### WORK INSTRUCTIONS
1/ Translate this sentence from the passage on real estate leverage into Spanish: "That, like much else that happened during the housing bubble, is fraud."
2/ Duplicate the passage on real estate leverage, starting at "The characteristic that" and ending at "you put in.".
3/ Write the next part of the passage on real estate leverage, picking up right after its last sentence.

The characteristic that allows people to “get rich quick” in real estate is leverage. Put down 10%, borrow 90%, have the value of the building go up a mere 10% while the mortgage balance doesn’t change, and voila, you’ve doubled your money. Leverage, however, also makes real estate a “get poor quick investment,” as in the same circumstance a mere 10% decline leads to a 100% loss, and a 20% decline means you lost double than you put in.
The question is how can Congress justify having those living paycheck to paycheck, and those who accepted lower rates of return on lower risk investments, to subsidize those who speculated? And many of those who speculated wrote on their mortgage applications that they intended to occupy all the housing units they purchased, to qualify for lower “homeowner” rather than “investor” mortgage rates. That, like much else that happened during the housing bubble, is fraud.

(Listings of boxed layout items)
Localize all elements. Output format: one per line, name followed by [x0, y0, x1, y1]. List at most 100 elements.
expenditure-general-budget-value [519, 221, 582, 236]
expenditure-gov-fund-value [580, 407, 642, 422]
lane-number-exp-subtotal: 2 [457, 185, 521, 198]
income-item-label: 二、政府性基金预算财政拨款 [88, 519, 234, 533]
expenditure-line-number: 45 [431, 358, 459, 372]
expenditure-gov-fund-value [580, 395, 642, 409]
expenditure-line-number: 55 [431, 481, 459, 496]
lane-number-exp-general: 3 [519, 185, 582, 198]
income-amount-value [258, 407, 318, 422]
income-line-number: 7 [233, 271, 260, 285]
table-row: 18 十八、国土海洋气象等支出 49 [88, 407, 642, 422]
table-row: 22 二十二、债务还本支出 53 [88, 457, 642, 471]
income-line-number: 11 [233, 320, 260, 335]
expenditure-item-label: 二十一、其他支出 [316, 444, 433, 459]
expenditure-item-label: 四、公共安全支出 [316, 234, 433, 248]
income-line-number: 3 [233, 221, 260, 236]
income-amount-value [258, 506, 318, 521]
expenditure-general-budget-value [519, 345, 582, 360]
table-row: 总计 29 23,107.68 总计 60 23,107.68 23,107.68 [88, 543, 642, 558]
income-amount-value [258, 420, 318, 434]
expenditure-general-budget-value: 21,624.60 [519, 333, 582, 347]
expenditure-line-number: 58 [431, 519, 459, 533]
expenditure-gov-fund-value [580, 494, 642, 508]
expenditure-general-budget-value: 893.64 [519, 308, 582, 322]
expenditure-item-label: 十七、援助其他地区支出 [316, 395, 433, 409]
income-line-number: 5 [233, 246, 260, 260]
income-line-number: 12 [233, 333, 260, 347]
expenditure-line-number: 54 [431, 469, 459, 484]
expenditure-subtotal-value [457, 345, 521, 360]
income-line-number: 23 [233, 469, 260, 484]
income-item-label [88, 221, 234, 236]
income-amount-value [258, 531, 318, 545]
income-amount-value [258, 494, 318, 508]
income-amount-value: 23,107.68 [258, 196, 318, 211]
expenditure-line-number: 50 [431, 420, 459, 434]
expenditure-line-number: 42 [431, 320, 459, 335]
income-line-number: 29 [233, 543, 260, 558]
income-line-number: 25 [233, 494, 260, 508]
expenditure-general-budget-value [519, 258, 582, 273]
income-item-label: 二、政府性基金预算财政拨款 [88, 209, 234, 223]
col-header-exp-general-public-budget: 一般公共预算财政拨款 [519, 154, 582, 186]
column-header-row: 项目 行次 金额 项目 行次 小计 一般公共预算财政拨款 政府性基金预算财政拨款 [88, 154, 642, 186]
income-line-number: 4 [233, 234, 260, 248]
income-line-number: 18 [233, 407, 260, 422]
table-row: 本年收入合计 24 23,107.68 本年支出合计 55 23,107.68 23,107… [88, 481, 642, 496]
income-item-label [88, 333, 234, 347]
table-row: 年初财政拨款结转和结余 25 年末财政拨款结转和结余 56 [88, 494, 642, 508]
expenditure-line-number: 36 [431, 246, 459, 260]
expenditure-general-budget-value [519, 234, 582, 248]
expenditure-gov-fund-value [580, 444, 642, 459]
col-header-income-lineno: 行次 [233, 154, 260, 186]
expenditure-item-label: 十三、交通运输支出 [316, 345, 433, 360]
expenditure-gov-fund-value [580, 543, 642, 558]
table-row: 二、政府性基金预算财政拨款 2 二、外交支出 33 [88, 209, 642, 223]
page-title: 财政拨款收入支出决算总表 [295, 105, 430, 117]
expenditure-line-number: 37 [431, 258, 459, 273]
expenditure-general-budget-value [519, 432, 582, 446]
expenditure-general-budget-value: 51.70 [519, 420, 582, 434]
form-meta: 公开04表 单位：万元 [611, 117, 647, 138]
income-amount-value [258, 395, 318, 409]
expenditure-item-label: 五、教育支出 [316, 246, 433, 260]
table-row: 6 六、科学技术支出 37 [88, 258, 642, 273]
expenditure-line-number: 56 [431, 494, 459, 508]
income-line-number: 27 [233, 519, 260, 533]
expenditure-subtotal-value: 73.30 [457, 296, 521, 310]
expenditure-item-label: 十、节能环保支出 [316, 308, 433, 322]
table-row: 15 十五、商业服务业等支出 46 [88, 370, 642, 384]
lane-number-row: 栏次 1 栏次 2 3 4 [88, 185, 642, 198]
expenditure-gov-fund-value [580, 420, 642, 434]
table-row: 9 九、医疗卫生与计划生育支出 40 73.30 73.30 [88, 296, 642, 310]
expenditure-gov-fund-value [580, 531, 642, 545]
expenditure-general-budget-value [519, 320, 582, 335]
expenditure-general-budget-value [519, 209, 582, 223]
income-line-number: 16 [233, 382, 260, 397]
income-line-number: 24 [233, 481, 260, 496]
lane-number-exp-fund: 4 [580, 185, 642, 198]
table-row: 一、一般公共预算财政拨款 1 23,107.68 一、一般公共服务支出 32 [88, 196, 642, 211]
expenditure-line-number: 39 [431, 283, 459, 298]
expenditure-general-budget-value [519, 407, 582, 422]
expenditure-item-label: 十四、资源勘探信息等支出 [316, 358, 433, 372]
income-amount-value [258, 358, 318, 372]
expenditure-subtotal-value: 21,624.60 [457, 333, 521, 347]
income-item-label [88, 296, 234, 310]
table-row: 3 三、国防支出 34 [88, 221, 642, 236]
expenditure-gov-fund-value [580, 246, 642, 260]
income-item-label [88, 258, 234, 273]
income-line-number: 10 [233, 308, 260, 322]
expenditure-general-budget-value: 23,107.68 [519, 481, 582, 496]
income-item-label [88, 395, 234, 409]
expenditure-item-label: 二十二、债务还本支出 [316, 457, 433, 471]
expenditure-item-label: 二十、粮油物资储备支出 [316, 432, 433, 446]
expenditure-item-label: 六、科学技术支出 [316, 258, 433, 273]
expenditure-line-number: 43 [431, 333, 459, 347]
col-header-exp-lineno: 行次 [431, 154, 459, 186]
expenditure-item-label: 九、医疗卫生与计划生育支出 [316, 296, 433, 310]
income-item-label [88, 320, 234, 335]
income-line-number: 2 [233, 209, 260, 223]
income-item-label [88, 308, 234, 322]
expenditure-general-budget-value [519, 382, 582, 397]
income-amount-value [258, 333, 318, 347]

### ANSWERS PROVIDED
1/ Eso, como mucho de lo que ocurrió durante la burbuja inmobiliaria, es fraude.

2/
The characteristic that allows people to “get rich quick” in real estate is leverage. Put down 10%, borrow 90%, have the value of the building go up a mere 10% while the mortgage balance doesn’t change, and voila, you’ve doubled your money. Leverage, however, also makes real estate a “get poor quick investment,” as in the same circumstance a mere 10% decline leads to a 100% loss, and a 20% decline means you lost double than you put in.

3/
There is one final group of people facing foreclosure that could be considered either sad or unsympathetic: those who were in homes with mortgages they could afford, and in many cases had been for years, but were seduced into borrowing more and spending it as housing prices rose. After a few years of living large, or larger than they would have otherwise, these debtors are facing the same exploding payments as those who purchased at the peak, and being driven into foreclosure. They are often older, and in past decades they would have been able to count on living debt free in a paid off house when old age reduced their incomes. Now they can’t – unless the government subsidizes them at the expense of those who never lived large to begin with.
Frankly I’m shocked both by how greedy and shortsighted millions of Americans have turned out to be, and how unethical those who lent to them were. It’s enough to make me think it isn’t an accident that the same future-destroying SOBs are re-elected to Albany every two years. In addition to the four or five credit card solicitations I received each day for years, I also received checks in the mail that, had I cashed them, I would have been agreeing to an additional mortgage on my house. “Go ahead,” the checks said. “Take a vacation! Buy a new car! You deserve it!” I tore up those checks, but a lot of people cashed them. In New York City some, no doubt, were working poor people the value of whose homes was theoretically inflated far beyond their modest mortgages by the housing bubble. Why did they blow their future for a short term party? Well, why do people play the lottery?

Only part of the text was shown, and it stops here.